→ Exercise requirements
Please print all of the material below, word for word.

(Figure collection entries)
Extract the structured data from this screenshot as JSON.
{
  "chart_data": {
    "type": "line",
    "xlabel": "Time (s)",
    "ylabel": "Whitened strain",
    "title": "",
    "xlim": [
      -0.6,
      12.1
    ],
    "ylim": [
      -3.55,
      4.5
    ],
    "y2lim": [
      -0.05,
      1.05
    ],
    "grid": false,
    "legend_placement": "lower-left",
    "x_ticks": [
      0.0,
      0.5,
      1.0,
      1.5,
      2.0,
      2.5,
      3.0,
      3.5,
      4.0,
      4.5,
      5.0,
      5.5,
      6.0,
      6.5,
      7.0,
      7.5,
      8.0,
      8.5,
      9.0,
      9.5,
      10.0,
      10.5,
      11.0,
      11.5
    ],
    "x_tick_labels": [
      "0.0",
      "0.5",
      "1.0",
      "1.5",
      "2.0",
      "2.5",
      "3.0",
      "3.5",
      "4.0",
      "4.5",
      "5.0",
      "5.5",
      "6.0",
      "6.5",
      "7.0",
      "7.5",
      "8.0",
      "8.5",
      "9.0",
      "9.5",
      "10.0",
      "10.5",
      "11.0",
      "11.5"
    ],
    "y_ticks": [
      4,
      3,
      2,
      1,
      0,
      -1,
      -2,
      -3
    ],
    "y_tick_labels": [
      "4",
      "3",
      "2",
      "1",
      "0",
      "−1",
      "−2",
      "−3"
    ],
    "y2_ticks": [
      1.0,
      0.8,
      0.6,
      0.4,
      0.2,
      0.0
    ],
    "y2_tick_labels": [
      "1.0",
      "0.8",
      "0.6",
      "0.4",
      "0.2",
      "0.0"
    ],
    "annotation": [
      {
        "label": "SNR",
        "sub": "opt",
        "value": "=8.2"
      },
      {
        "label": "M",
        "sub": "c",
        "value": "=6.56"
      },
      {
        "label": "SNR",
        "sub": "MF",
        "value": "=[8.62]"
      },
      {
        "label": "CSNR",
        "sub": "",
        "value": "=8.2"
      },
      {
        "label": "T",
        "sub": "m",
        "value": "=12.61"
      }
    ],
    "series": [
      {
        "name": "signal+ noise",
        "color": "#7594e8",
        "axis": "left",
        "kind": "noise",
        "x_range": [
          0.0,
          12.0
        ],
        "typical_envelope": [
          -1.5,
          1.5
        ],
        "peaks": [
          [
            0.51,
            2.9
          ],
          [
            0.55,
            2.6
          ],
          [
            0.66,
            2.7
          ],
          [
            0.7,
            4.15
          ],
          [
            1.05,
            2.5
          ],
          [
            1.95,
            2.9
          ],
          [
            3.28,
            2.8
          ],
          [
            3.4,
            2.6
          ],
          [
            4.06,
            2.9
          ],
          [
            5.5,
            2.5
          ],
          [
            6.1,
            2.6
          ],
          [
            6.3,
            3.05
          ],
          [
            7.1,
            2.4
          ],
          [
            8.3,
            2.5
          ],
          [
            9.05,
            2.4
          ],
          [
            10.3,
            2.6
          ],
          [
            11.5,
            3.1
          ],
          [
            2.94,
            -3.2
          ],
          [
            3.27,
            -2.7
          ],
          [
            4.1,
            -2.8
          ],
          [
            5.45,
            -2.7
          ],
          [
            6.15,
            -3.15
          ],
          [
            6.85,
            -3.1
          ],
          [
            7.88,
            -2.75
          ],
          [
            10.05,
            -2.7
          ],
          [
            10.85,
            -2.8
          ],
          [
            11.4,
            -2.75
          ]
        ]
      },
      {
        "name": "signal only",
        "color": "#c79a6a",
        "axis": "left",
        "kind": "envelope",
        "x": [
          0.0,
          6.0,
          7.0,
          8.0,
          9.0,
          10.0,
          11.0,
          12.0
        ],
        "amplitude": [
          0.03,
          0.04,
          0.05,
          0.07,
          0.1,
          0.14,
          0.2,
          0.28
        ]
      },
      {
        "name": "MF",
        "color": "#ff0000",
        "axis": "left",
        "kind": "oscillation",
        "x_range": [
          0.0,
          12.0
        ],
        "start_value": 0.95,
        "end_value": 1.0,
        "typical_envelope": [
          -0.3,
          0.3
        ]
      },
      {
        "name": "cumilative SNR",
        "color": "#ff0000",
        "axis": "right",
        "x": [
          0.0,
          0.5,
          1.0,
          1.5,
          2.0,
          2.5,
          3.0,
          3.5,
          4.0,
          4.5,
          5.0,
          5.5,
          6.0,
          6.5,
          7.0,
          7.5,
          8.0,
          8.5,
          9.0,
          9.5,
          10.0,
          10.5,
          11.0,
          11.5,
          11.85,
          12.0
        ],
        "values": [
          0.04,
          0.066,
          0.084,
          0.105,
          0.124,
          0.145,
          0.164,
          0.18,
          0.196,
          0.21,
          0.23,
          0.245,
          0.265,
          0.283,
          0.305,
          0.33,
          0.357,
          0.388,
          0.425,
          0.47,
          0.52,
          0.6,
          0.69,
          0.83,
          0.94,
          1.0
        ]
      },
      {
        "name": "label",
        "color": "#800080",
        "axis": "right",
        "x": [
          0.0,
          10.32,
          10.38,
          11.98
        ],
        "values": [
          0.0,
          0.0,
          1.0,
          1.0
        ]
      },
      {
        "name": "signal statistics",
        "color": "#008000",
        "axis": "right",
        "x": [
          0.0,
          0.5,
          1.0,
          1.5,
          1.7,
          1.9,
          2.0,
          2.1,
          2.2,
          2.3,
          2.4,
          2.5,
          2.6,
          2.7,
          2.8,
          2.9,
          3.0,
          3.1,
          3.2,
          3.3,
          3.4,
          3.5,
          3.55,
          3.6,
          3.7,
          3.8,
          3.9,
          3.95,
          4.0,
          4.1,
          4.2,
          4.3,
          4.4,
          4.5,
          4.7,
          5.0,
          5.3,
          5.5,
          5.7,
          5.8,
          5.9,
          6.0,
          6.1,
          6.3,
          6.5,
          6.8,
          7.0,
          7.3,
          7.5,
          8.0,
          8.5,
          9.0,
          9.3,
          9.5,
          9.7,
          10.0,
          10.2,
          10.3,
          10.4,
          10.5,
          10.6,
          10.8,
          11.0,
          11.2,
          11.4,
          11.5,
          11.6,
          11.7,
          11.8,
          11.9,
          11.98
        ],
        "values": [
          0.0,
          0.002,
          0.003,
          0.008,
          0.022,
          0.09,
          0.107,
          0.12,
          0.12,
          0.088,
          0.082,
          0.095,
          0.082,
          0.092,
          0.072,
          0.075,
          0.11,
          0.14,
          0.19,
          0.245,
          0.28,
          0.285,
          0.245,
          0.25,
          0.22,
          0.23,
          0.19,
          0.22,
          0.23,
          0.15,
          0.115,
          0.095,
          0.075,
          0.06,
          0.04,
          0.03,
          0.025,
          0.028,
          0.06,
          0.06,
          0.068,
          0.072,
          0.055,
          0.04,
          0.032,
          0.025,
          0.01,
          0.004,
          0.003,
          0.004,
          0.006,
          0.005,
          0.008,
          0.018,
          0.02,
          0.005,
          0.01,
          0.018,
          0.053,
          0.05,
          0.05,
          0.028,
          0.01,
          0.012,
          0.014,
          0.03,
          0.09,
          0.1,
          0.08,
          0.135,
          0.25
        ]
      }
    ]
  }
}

→ Result of the task
Extract the structured data from this screenshot as JSON.
{
  "chart_data": {
    "type": "line",
    "xlabel": "Time (s)",
    "ylabel": "Whitened strain",
    "title": "",
    "xlim": [
      -0.6,
      12.1
    ],
    "ylim": [
      -3.55,
      4.5
    ],
    "y2lim": [
      -0.05,
      1.05
    ],
    "grid": false,
    "legend_placement": "lower-left",
    "x_ticks": [
      0.0,
      0.5,
      1.0,
      1.5,
      2.0,
      2.5,
      3.0,
      3.5,
      4.0,
      4.5,
      5.0,
      5.5,
      6.0,
      6.5,
      7.0,
      7.5,
      8.0,
      8.5,
      9.0,
      9.5,
      10.0,
      10.5,
      11.0,
      11.5
    ],
    "x_tick_labels": [
      "0.0",
      "0.5",
      "1.0",
      "1.5",
      "2.0",
      "2.5",
      "3.0",
      "3.5",
      "4.0",
      "4.5",
      "5.0",
      "5.5",
      "6.0",
      "6.5",
      "7.0",
      "7.5",
      "8.0",
      "8.5",
      "9.0",
      "9.5",
      "10.0",
      "10.5",
      "11.0",
      "11.5"
    ],
    "y_ticks": [
      4,
      3,
      2,
      1,
      0,
      -1,
      -2,
      -3
    ],
    "y_tick_labels": [
      "4",
      "3",
      "2",
      "1",
      "0",
      "−1",
      "−2",
      "−3"
    ],
    "y2_ticks": [
      1.0,
      0.8,
      0.6,
      0.4,
      0.2,
      0.0
    ],
    "y2_tick_labels": [
      "1.0",
      "0.8",
      "0.6",
      "0.4",
      "0.2",
      "0.0"
    ],
    "annotation": [
      {
        "label": "SNR",
        "sub": "opt",
        "value": "=8.2"
      },
      {
        "label": "M",
        "sub": "c",
        "value": "=6.56"
      },
      {
        "label": "SNR",
        "sub": "MF",
        "value": "=[8.62]"
      },
      {
        "label": "CSNR",
        "sub": "",
        "value": "=8.2"
      },
      {
        "label": "T",
        "sub": "m",
        "value": "=12.61"
      }
    ],
    "series": [
      {
        "name": "signal+ noise",
        "color": "#7594e8",
        "axis": "left",
        "kind": "noise",
        "x_range": [
          0.0,
          12.0
        ],
        "typical_envelope": [
          -1.5,
          1.5
        ],
        "peaks": [
          [
            0.51,
            2.9
          ],
          [
            0.55,
            2.6
          ],
          [
            0.66,
            2.7
          ],
          [
            0.7,
            4.15
          ],
          [
            1.05,
            2.5
          ],
          [
            1.95,
            2.9
          ],
          [
            3.28,
            2.8
          ],
          [
            3.4,
            2.6
          ],
          [
            4.06,
            2.9
          ],
          [
            5.5,
            2.5
          ],
          [
            6.1,
            2.6
          ],
          [
            6.3,
            3.05
          ],
          [
            7.1,
            2.4
          ],
          [
            8.3,
            2.5
          ],
          [
            9.05,
            2.4
          ],
          [
            10.3,
            2.6
          ],
          [
            11.5,
            3.1
          ],
          [
            2.94,
            -3.2
          ],
          [
            3.27,
            -2.7
          ],
          [
            4.1,
            -2.8
          ],
          [
            5.45,
            -2.7
          ],
          [
            6.15,
            -3.15
          ],
          [
            6.85,
            -3.1
          ],
          [
            7.88,
            -2.75
          ],
          [
            10.05,
            -2.7
          ],
          [
            10.85,
            -2.8
          ],
          [
            11.4,
            -2.75
          ]
        ]
      },
      {
        "name": "signal only",
        "color": "#c79a6a",
        "axis": "left",
        "kind": "envelope",
        "x": [
          0.0,
          6.0,
          7.0,
          8.0,
          9.0,
          10.0,
          11.0,
          12.0
        ],
        "amplitude": [
          0.03,
          0.04,
          0.05,
          0.07,
          0.1,
          0.14,
          0.2,
          0.28
        ]
      },
      {
        "name": "MF",
        "color": "#ff0000",
        "axis": "left",
        "kind": "oscillation",
        "x_range": [
          0.0,
          12.0
        ],
        "start_value": 0.95,
        "end_value": 1.0,
        "typical_envelope": [
          -0.3,
          0.3
        ]
      },
      {
        "name": "cumilative SNR",
        "color": "#ff0000",
        "axis": "right",
        "x": [
          0.0,
          0.5,
          1.0,
          1.5,
          2.0,
          2.5,
          3.0,
          3.5,
          4.0,
          4.5,
          5.0,
          5.5,
          6.0,
          6.5,
          7.0,
          7.5,
          8.0,
          8.5,
          9.0,
          9.5,
          10.0,
          10.5,
          11.0,
          11.5,
          11.85,
          12.0
        ],
        "values": [
          0.04,
          0.066,
          0.084,
          0.105,
          0.124,
          0.145,
          0.164,
          0.18,
          0.196,
          0.21,
          0.23,
          0.245,
          0.265,
          0.283,
          0.305,
          0.33,
          0.357,
          0.388,
          0.425,
          0.47,
          0.52,
          0.6,
          0.69,
          0.83,
          0.94,
          1.0
        ]
      },
      {
        "name": "label",
        "color": "#800080",
        "axis": "right",
        "x": [
          0.0,
          10.32,
          10.38,
          11.98
        ],
        "values": [
          0.0,
          0.0,
          1.0,
          1.0
        ]
      },
      {
        "name": "signal statistics",
        "color": "#008000",
        "axis": "right",
        "x": [
          0.0,
          0.5,
          1.0,
          1.5,
          1.7,
          1.9,
          2.0,
          2.1,
          2.2,
          2.3,
          2.4,
          2.5,
          2.6,
          2.7,
          2.8,
          2.9,
          3.0,
          3.1,
          3.2,
          3.3,
          3.4,
          3.5,
          3.55,
          3.6,
          3.7,
          3.8,
          3.9,
          3.95,
          4.0,
          4.1,
          4.2,
          4.3,
          4.4,
          4.5,
          4.7,
          5.0,
          5.3,
          5.5,
          5.7,
          5.8,
          5.9,
          6.0,
          6.1,
          6.3,
          6.5,
          6.8,
          7.0,
          7.3,
          7.5,
          8.0,
          8.5,
          9.0,
          9.3,
          9.5,
          9.7,
          10.0,
          10.2,
          10.3,
          10.4,
          10.5,
          10.6,
          10.8,
          11.0,
          11.2,
          11.4,
          11.5,
          11.6,
          11.7,
          11.8,
          11.9,
          11.98
        ],
        "values": [
          0.0,
          0.002,
          0.003,
          0.008,
          0.022,
          0.09,
          0.107,
          0.12,
          0.12,
          0.088,
          0.082,
          0.095,
          0.082,
          0.092,
          0.072,
          0.075,
          0.11,
          0.14,
          0.19,
          0.245,
          0.28,
          0.285,
          0.245,
          0.25,
          0.22,
          0.23,
          0.19,
          0.22,
          0.23,
          0.15,
          0.115,
          0.095,
          0.075,
          0.06,
          0.04,
          0.03,
          0.025,
          0.028,
          0.06,
          0.06,
          0.068,
          0.072,
          0.055,
          0.04,
          0.032,
          0.025,
          0.01,
          0.004,
          0.003,
          0.004,
          0.006,
          0.005,
          0.008,
          0.018,
          0.02,
          0.005,
          0.01,
          0.018,
          0.053,
          0.05,
          0.05,
          0.028,
          0.01,
          0.012,
          0.014,
          0.03,
          0.09,
          0.1,
          0.08,
          0.135,
          0.25
        ]
      }
    ]
  }
}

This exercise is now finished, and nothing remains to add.